◆ **Your goal**
Retype each line exactly. Skip images.

◆ **Data in this exercise**
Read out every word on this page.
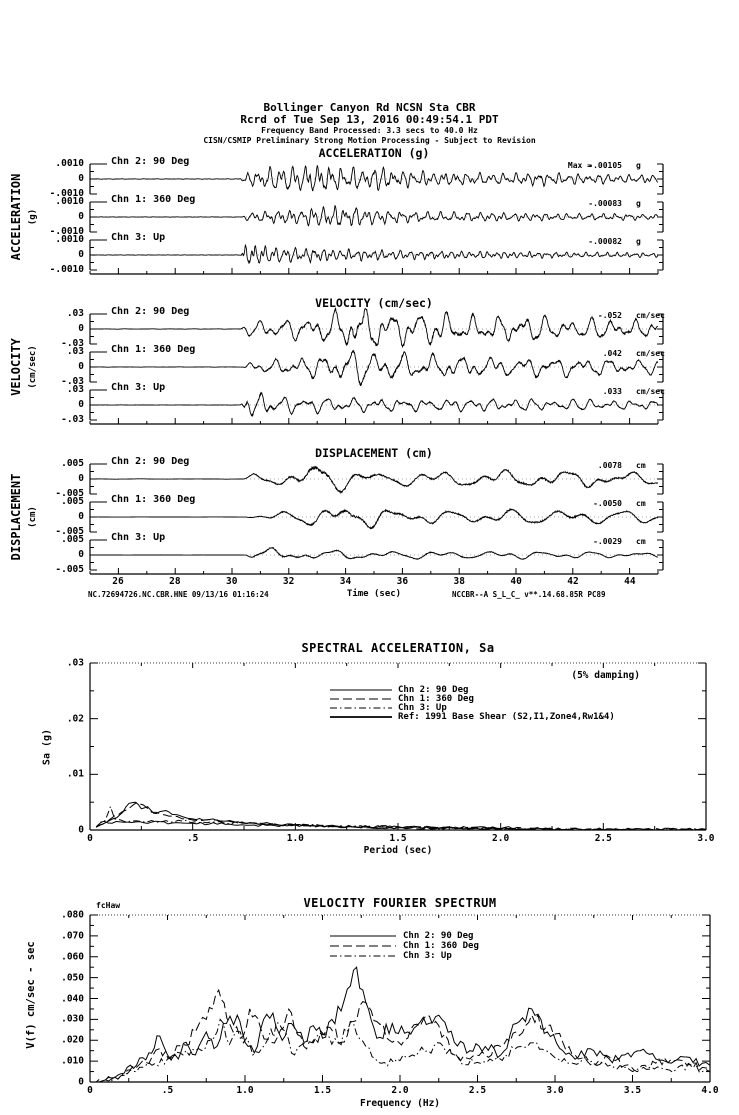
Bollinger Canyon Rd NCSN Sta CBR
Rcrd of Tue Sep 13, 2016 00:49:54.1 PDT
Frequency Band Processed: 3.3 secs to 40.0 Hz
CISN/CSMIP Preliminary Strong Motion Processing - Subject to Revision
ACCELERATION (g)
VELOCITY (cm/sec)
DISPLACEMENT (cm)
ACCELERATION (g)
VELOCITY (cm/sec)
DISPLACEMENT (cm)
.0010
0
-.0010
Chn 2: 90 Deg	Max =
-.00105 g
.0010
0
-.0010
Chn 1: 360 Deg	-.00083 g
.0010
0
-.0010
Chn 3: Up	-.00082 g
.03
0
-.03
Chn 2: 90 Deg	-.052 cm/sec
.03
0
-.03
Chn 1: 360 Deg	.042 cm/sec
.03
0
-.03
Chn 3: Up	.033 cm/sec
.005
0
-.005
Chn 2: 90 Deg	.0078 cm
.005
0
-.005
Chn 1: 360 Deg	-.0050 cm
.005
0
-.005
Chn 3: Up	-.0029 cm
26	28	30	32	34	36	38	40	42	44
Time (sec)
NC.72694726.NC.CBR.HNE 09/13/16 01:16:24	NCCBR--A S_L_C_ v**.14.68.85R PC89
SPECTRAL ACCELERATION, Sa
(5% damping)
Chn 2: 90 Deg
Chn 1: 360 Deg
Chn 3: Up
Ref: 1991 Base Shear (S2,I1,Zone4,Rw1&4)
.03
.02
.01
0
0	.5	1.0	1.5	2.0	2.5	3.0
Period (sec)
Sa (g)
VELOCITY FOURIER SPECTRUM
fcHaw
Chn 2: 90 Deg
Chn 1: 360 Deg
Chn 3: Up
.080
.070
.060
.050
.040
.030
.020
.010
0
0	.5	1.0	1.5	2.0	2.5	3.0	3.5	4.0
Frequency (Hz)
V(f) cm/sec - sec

◆ **Solved problem**
Read out every word on this page.
Bollinger Canyon Rd NCSN Sta CBR
Rcrd of Tue Sep 13, 2016 00:49:54.1 PDT
Frequency Band Processed: 3.3 secs to 40.0 Hz
CISN/CSMIP Preliminary Strong Motion Processing - Subject to Revision
ACCELERATION (g)
VELOCITY (cm/sec)
DISPLACEMENT (cm)
ACCELERATION (g)
VELOCITY (cm/sec)
DISPLACEMENT (cm)
.0010
0
-.0010
Chn 2: 90 Deg	Max =
-.00105 g
.0010
0
-.0010
Chn 1: 360 Deg	-.00083 g
.0010
0
-.0010
Chn 3: Up	-.00082 g
.03
0
-.03
Chn 2: 90 Deg	-.052 cm/sec
.03
0
-.03
Chn 1: 360 Deg	.042 cm/sec
.03
0
-.03
Chn 3: Up	.033 cm/sec
.005
0
-.005
Chn 2: 90 Deg	.0078 cm
.005
0
-.005
Chn 1: 360 Deg	-.0050 cm
.005
0
-.005
Chn 3: Up	-.0029 cm
26	28	30	32	34	36	38	40	42	44
Time (sec)
NC.72694726.NC.CBR.HNE 09/13/16 01:16:24	NCCBR--A S_L_C_ v**.14.68.85R PC89
SPECTRAL ACCELERATION, Sa
(5% damping)
Chn 2: 90 Deg
Chn 1: 360 Deg
Chn 3: Up
Ref: 1991 Base Shear (S2,I1,Zone4,Rw1&4)
.03
.02
.01
0
0	.5	1.0	1.5	2.0	2.5	3.0
Period (sec)
Sa (g)
VELOCITY FOURIER SPECTRUM
fcHaw
Chn 2: 90 Deg
Chn 1: 360 Deg
Chn 3: Up
.080
.070
.060
.050
.040
.030
.020
.010
0
0	.5	1.0	1.5	2.0	2.5	3.0	3.5	4.0
Frequency (Hz)
V(f) cm/sec - sec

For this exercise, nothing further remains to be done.